* [Short problem]: Search the data below for the word "true" and copy each line that holds it.

-- Begin Extracted data --

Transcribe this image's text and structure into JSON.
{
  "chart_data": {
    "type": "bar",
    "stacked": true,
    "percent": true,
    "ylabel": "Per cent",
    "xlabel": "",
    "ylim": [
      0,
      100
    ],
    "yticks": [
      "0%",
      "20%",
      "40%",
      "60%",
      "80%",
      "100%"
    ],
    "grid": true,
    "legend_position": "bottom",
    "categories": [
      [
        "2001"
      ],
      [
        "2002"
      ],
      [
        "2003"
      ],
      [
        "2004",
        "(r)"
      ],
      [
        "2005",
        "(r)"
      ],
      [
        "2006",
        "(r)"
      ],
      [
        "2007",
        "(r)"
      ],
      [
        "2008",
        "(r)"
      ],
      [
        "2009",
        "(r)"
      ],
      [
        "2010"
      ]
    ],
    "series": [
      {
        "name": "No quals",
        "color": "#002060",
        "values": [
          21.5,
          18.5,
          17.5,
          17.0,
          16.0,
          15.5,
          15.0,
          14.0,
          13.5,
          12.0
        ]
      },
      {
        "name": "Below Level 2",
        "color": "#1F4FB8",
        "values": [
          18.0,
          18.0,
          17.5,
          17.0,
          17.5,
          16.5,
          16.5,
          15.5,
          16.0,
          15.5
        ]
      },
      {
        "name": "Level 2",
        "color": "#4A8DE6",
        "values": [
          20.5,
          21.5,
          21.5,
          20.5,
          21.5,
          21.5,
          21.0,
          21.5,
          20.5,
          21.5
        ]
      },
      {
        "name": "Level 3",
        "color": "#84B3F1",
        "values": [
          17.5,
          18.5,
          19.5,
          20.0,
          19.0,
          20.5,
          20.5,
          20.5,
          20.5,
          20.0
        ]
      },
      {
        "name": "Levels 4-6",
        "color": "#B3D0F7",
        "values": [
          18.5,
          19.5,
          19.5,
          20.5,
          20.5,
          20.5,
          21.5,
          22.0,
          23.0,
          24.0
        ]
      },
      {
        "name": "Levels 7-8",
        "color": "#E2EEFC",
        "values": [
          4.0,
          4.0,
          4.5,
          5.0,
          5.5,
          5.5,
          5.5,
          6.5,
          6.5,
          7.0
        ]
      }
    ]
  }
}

-- End Extracted data --

* [Response to the task]:
    "stacked": true,
    "percent": true,
    "grid": true,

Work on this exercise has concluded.